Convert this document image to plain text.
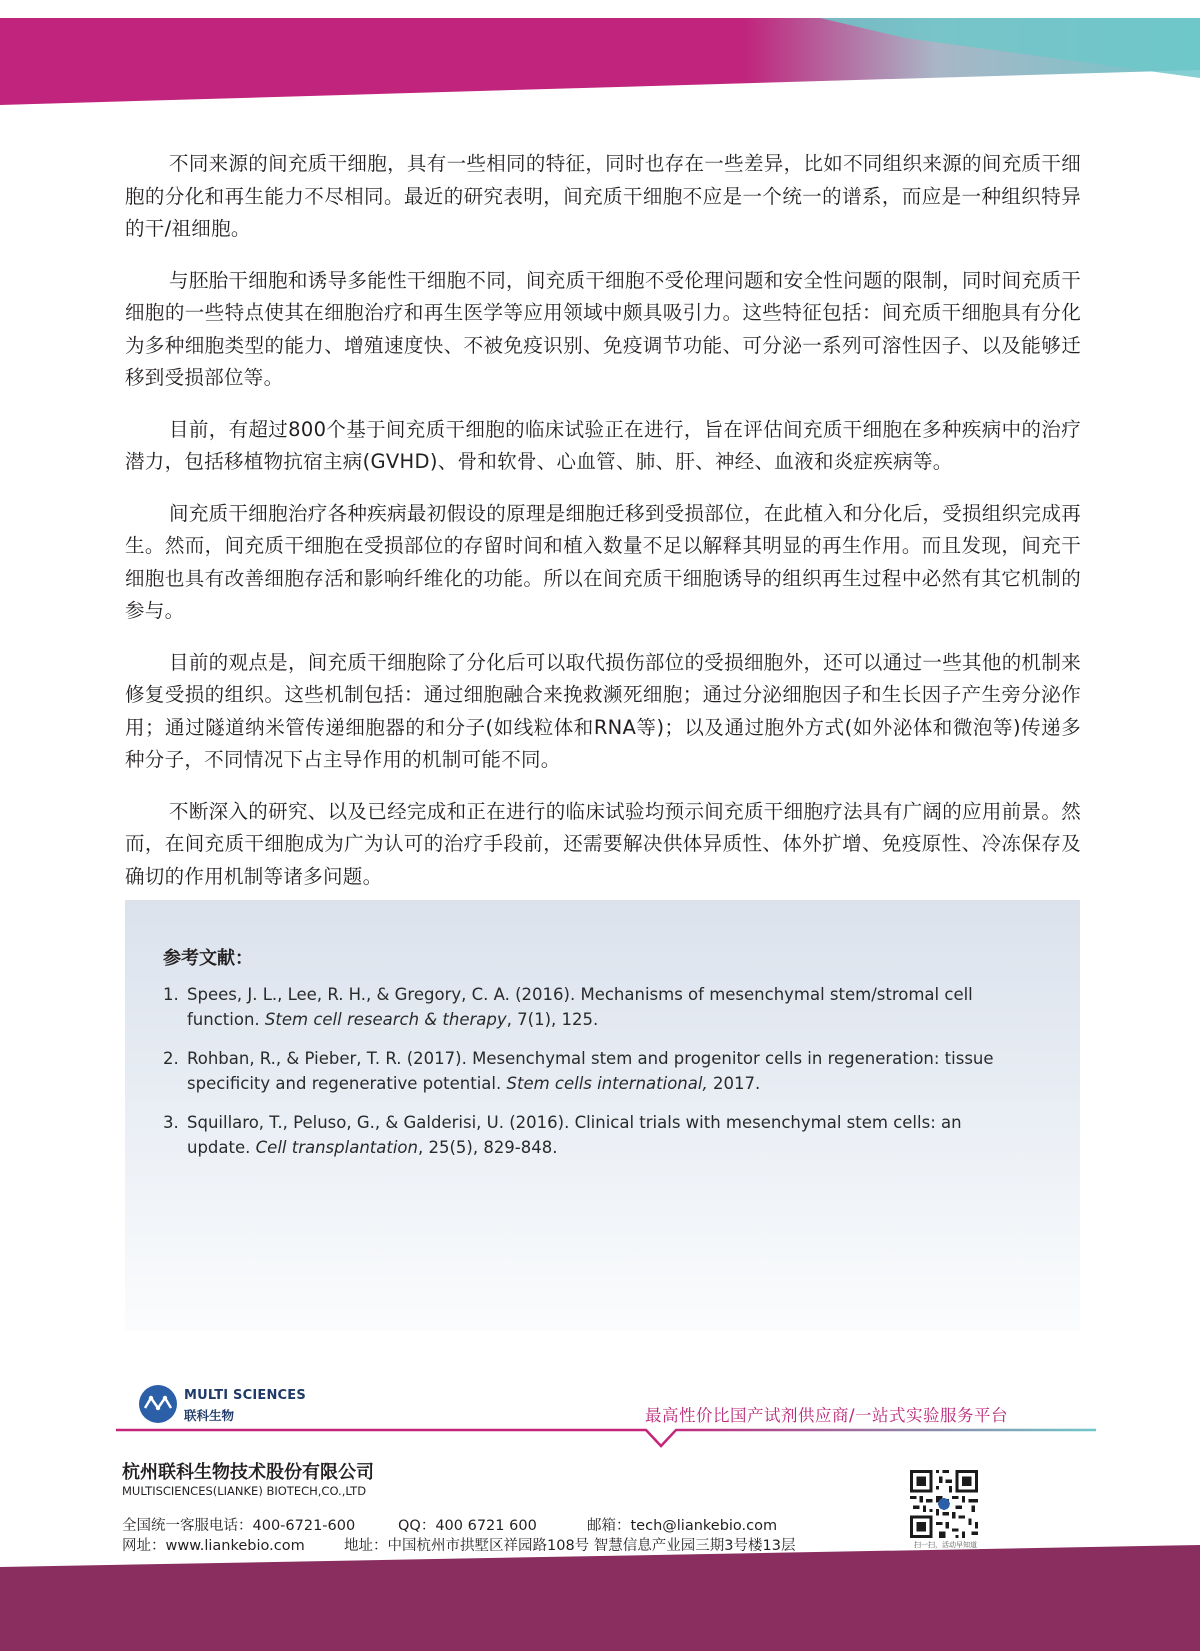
不同来源的间充质干细胞，具有一些相同的特征，同时也存在一些差异，比如不同组织来源的间充质干细胞的分化和再生能力不尽相同。最近的研究表明，间充质干细胞不应是一个统一的谱系，而应是一种组织特异的干/祖细胞。

与胚胎干细胞和诱导多能性干细胞不同，间充质干细胞不受伦理问题和安全性问题的限制，同时间充质干细胞的一些特点使其在细胞治疗和再生医学等应用领域中颇具吸引力。这些特征包括：间充质干细胞具有分化为多种细胞类型的能力、增殖速度快、不被免疫识别、免疫调节功能、可分泌一系列可溶性因子、以及能够迁移到受损部位等。

目前，有超过800个基于间充质干细胞的临床试验正在进行，旨在评估间充质干细胞在多种疾病中的治疗潜力，包括移植物抗宿主病(GVHD)、骨和软骨、心血管、肺、肝、神经、血液和炎症疾病等。

间充质干细胞治疗各种疾病最初假设的原理是细胞迁移到受损部位，在此植入和分化后，受损组织完成再生。然而，间充质干细胞在受损部位的存留时间和植入数量不足以解释其明显的再生作用。而且发现，间充干细胞也具有改善细胞存活和影响纤维化的功能。所以在间充质干细胞诱导的组织再生过程中必然有其它机制的参与。

目前的观点是，间充质干细胞除了分化后可以取代损伤部位的受损细胞外，还可以通过一些其他的机制来修复受损的组织。这些机制包括：通过细胞融合来挽救濒死细胞；通过分泌细胞因子和生长因子产生旁分泌作用；通过隧道纳米管传递细胞器的和分子(如线粒体和RNA等)；以及通过胞外方式(如外泌体和微泡等)传递多种分子，不同情况下占主导作用的机制可能不同。

不断深入的研究、以及已经完成和正在进行的临床试验均预示间充质干细胞疗法具有广阔的应用前景。然而，在间充质干细胞成为广为认可的治疗手段前，还需要解决供体异质性、体外扩增、免疫原性、冷冻保存及确切的作用机制等诸多问题。

参考文献：
1. Spees, J. L., Lee, R. H., & Gregory, C. A. (2016). Mechanisms of mesenchymal stem/stromal cell function. Stem cell research & therapy, 7(1), 125.
2. Rohban, R., & Pieber, T. R. (2017). Mesenchymal stem and progenitor cells in regeneration: tissue specificity and regenerative potential. Stem cells international, 2017.
3. Squillaro, T., Peluso, G., & Galderisi, U. (2016). Clinical trials with mesenchymal stem cells: an update. Cell transplantation, 25(5), 829-848.
MULTI SCIENCES
联科生物	最高性价比国产试剂供应商/一站式实验服务平台
杭州联科生物技术股份有限公司
MULTISCIENCES(LIANKE) BIOTECH,CO.,LTD
全国统一客服电话：400-6721-600	QQ：400 6721 600	邮箱：tech@liankebio.com
网址：www.liankebio.com	地址：中国杭州市拱墅区祥园路108号 智慧信息产业园三期3号楼13层	扫一扫，活动早知道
++++++++
Work request: Where a line of the listing contains the word "cells", it counts toward the total; say how many lines that makes, giving the number alone.

Written reply: 2